■ **The exercise**
Print each of the following rows again word for word, with nothing changed.
====
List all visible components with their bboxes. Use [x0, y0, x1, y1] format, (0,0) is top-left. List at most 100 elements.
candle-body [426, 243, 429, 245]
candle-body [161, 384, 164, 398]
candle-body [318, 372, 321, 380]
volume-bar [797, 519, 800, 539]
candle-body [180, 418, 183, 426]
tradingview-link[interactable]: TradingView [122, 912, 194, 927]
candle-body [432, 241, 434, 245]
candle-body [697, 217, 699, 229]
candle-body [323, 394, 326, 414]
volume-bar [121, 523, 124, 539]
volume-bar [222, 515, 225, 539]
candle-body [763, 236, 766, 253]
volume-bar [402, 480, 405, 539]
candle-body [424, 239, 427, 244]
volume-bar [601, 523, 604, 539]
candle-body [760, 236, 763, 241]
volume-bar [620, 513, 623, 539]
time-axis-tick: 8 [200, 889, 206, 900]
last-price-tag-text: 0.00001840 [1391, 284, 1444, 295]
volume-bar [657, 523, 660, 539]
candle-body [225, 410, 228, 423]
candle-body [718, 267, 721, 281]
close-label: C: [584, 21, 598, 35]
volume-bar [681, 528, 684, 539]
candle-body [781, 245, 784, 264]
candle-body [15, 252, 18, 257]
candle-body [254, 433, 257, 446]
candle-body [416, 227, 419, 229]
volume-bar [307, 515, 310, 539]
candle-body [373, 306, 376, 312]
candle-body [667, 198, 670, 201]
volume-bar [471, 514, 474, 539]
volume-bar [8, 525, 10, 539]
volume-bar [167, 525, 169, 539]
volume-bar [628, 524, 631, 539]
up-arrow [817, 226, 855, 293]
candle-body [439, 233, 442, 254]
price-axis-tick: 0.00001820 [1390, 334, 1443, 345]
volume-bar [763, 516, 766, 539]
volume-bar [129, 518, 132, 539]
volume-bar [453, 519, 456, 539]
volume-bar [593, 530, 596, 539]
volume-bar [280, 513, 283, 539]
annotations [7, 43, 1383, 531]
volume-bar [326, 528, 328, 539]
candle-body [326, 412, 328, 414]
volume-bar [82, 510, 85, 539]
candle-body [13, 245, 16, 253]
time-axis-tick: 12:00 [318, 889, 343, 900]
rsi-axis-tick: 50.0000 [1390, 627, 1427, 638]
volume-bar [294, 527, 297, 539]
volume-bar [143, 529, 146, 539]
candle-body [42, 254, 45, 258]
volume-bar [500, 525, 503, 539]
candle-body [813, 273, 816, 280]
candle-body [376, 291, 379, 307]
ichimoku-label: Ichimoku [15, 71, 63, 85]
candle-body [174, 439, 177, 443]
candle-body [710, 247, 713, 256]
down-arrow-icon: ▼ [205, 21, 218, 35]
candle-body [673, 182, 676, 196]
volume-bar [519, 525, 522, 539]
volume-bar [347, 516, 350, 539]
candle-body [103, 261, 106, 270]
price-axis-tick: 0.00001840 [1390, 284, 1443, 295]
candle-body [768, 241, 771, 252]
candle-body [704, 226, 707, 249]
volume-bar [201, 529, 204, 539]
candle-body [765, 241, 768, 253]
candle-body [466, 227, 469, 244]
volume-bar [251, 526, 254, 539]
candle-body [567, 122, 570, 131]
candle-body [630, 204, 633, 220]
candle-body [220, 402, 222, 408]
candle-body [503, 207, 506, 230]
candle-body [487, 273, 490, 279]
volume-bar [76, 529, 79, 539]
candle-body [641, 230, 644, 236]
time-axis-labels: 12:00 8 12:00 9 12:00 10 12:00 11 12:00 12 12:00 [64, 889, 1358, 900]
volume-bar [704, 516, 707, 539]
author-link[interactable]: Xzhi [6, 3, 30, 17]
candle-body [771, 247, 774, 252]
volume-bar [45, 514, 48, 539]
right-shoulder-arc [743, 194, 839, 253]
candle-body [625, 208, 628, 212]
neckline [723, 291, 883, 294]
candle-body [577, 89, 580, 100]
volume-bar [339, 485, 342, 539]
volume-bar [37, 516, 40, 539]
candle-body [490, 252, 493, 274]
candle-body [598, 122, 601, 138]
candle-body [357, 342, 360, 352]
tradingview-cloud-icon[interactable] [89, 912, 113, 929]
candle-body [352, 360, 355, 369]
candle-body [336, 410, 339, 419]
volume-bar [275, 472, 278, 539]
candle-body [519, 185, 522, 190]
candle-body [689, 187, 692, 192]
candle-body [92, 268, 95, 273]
====
■ **Problem solution**
List all visible components with their bboxes. Use [x0, y0, x1, y1] format, (0,0) is top-left. List at most 100 elements.
candle-body [426, 243, 429, 245]
candle-body [161, 384, 164, 398]
candle-body [318, 372, 321, 380]
volume-bar [797, 519, 800, 539]
candle-body [180, 418, 183, 426]
tradingview-link[interactable]: TradingView [122, 912, 194, 927]
candle-body [432, 241, 434, 245]
candle-body [697, 217, 699, 229]
candle-body [323, 394, 326, 414]
volume-bar [121, 523, 124, 539]
volume-bar [222, 515, 225, 539]
candle-body [763, 236, 766, 253]
volume-bar [402, 480, 405, 539]
candle-body [424, 239, 427, 244]
volume-bar [601, 523, 604, 539]
candle-body [760, 236, 763, 241]
volume-bar [620, 513, 623, 539]
time-axis-tick: 8 [200, 889, 206, 900]
last-price-tag-text: 0.00001840 [1391, 284, 1444, 295]
volume-bar [657, 523, 660, 539]
candle-body [225, 410, 228, 423]
candle-body [718, 267, 721, 281]
close-label: C: [584, 21, 598, 35]
volume-bar [681, 528, 684, 539]
candle-body [781, 245, 784, 264]
candle-body [15, 252, 18, 257]
candle-body [254, 433, 257, 446]
candle-body [416, 227, 419, 229]
volume-bar [307, 515, 310, 539]
candle-body [373, 306, 376, 312]
candle-body [667, 198, 670, 201]
volume-bar [471, 514, 474, 539]
volume-bar [8, 525, 10, 539]
volume-bar [167, 525, 169, 539]
volume-bar [628, 524, 631, 539]
up-arrow [817, 226, 855, 293]
candle-body [439, 233, 442, 254]
price-axis-tick: 0.00001820 [1390, 334, 1443, 345]
volume-bar [763, 516, 766, 539]
volume-bar [129, 518, 132, 539]
volume-bar [453, 519, 456, 539]
volume-bar [593, 530, 596, 539]
volume-bar [280, 513, 283, 539]
annotations [7, 43, 1383, 531]
volume-bar [326, 528, 328, 539]
candle-body [326, 412, 328, 414]
volume-bar [82, 510, 85, 539]
candle-body [13, 245, 16, 253]
time-axis-tick: 12:00 [318, 889, 343, 900]
rsi-axis-tick: 50.0000 [1390, 627, 1427, 638]
volume-bar [294, 527, 297, 539]
volume-bar [143, 529, 146, 539]
candle-body [42, 254, 45, 258]
volume-bar [500, 525, 503, 539]
candle-body [813, 273, 816, 280]
candle-body [376, 291, 379, 307]
ichimoku-label: Ichimoku [15, 71, 63, 85]
candle-body [174, 439, 177, 443]
candle-body [710, 247, 713, 256]
down-arrow-icon: ▼ [205, 21, 218, 35]
candle-body [673, 182, 676, 196]
volume-bar [519, 525, 522, 539]
volume-bar [347, 516, 350, 539]
candle-body [103, 261, 106, 270]
price-axis-tick: 0.00001840 [1390, 284, 1443, 295]
candle-body [768, 241, 771, 252]
candle-body [704, 226, 707, 249]
volume-bar [201, 529, 204, 539]
candle-body [765, 241, 768, 253]
candle-body [466, 227, 469, 244]
volume-bar [251, 526, 254, 539]
candle-body [567, 122, 570, 131]
candle-body [630, 204, 633, 220]
candle-body [220, 402, 222, 408]
candle-body [503, 207, 506, 230]
candle-body [487, 273, 490, 279]
volume-bar [76, 529, 79, 539]
candle-body [641, 230, 644, 236]
time-axis-labels: 12:00 8 12:00 9 12:00 10 12:00 11 12:00 12 12:00 [64, 889, 1358, 900]
volume-bar [704, 516, 707, 539]
author-link[interactable]: Xzhi [6, 3, 30, 17]
candle-body [771, 247, 774, 252]
volume-bar [45, 514, 48, 539]
right-shoulder-arc [743, 194, 839, 253]
candle-body [625, 208, 628, 212]
neckline [723, 291, 883, 294]
candle-body [577, 89, 580, 100]
volume-bar [339, 485, 342, 539]
volume-bar [37, 516, 40, 539]
candle-body [490, 252, 493, 274]
candle-body [598, 122, 601, 138]
candle-body [357, 342, 360, 352]
tradingview-cloud-icon[interactable] [89, 912, 113, 929]
candle-body [352, 360, 355, 369]
candle-body [336, 410, 339, 419]
volume-bar [275, 472, 278, 539]
candle-body [519, 185, 522, 190]
candle-body [689, 187, 692, 192]
candle-body [92, 268, 95, 273]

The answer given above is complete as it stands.